(Rows from a dataset)

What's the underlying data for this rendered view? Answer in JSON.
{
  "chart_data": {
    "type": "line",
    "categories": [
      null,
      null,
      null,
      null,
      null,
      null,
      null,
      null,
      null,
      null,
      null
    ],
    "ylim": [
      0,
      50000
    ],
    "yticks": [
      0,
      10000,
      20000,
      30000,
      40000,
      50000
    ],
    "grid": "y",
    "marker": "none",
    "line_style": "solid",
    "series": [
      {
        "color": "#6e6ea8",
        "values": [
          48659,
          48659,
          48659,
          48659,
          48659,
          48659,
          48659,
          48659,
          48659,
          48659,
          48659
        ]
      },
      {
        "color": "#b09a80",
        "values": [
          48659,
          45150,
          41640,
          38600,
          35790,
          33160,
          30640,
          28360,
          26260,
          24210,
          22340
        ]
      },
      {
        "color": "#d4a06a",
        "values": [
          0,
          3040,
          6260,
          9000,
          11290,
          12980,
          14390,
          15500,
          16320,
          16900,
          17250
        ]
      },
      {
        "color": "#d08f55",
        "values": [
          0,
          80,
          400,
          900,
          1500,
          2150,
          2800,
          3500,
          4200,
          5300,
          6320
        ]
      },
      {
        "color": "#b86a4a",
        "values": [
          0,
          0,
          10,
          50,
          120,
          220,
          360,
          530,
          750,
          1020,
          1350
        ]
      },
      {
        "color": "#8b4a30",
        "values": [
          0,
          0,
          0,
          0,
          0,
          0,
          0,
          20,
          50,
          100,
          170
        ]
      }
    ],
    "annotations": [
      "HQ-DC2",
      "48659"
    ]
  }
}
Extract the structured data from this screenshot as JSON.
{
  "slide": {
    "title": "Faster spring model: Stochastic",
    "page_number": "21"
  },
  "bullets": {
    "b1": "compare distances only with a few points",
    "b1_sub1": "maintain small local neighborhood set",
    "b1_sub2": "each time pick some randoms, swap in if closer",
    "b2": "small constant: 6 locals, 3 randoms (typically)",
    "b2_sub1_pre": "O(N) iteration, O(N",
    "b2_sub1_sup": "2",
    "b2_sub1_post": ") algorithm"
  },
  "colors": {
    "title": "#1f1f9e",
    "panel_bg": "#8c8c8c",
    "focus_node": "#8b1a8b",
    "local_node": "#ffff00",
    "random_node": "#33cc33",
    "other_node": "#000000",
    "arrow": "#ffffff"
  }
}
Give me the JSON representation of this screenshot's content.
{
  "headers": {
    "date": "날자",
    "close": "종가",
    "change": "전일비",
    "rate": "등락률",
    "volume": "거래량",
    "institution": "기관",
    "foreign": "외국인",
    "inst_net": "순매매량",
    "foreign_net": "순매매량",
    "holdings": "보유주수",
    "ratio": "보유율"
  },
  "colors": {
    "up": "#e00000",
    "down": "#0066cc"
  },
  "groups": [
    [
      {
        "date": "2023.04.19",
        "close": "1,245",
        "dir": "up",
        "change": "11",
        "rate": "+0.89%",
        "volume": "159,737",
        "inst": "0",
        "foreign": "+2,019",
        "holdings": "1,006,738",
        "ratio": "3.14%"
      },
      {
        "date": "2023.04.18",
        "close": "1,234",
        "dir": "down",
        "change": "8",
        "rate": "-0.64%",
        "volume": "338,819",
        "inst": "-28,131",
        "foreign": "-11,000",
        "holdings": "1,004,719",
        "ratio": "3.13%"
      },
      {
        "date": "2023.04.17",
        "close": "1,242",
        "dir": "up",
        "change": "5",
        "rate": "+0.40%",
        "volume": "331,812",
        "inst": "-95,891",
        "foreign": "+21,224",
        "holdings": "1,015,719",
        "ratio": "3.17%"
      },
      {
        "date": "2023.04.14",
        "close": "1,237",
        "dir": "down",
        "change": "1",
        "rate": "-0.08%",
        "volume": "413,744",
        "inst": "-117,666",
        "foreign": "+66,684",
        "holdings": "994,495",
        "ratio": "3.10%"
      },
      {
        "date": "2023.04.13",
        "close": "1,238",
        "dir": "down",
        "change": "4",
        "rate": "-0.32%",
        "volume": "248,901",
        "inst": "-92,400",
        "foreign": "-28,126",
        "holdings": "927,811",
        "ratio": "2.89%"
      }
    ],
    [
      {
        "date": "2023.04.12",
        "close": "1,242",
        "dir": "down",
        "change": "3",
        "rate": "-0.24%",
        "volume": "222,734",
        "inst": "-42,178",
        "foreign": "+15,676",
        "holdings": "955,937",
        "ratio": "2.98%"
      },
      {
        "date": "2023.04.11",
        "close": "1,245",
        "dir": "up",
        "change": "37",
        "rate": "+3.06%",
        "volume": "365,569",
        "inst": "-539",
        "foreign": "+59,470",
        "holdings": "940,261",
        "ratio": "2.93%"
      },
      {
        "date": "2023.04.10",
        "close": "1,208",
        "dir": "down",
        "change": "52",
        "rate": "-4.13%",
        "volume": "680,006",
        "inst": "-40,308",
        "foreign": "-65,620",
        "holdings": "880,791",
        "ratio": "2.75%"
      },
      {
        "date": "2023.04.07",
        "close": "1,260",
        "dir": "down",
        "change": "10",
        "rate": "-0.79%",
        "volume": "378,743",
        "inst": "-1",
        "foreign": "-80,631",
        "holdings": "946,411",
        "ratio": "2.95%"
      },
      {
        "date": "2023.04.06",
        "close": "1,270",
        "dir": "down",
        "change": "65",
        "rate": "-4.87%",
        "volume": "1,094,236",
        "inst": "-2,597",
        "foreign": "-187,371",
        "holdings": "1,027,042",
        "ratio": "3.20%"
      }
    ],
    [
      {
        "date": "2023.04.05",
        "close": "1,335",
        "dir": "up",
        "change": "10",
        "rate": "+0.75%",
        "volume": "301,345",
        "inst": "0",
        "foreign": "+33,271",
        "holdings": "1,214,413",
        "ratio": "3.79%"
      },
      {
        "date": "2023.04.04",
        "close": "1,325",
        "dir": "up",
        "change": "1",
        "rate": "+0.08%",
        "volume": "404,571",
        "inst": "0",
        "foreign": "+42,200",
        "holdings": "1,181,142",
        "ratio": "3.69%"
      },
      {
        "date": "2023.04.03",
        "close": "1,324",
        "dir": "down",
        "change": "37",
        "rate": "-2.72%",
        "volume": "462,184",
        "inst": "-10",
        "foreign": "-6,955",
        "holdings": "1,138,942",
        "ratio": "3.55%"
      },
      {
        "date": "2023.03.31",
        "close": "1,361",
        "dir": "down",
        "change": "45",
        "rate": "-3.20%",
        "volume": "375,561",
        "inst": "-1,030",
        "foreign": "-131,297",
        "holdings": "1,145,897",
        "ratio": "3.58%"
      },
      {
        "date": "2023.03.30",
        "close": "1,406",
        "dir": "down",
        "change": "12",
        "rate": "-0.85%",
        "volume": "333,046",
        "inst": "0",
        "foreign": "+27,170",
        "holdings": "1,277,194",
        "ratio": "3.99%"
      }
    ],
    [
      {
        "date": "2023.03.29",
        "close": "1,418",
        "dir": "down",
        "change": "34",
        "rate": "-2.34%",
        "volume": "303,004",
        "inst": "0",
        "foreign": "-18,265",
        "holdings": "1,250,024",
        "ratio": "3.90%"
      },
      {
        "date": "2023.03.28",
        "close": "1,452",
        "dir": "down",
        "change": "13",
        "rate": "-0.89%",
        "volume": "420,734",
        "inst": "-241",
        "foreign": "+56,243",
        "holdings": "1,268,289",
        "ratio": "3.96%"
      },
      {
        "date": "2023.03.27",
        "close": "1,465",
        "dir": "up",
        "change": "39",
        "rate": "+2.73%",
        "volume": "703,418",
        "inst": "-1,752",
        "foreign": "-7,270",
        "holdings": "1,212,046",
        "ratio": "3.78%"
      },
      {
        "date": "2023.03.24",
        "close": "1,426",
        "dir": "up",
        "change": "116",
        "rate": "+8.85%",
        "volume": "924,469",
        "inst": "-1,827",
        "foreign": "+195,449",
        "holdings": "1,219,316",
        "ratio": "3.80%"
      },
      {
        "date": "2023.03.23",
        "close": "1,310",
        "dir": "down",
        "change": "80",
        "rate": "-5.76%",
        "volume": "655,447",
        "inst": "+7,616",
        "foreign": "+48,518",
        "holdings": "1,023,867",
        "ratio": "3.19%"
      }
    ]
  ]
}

WORK TO COMPLETE:
Write only the number of lines in the records that include the word "this".

SOLVED PROBLEM:
3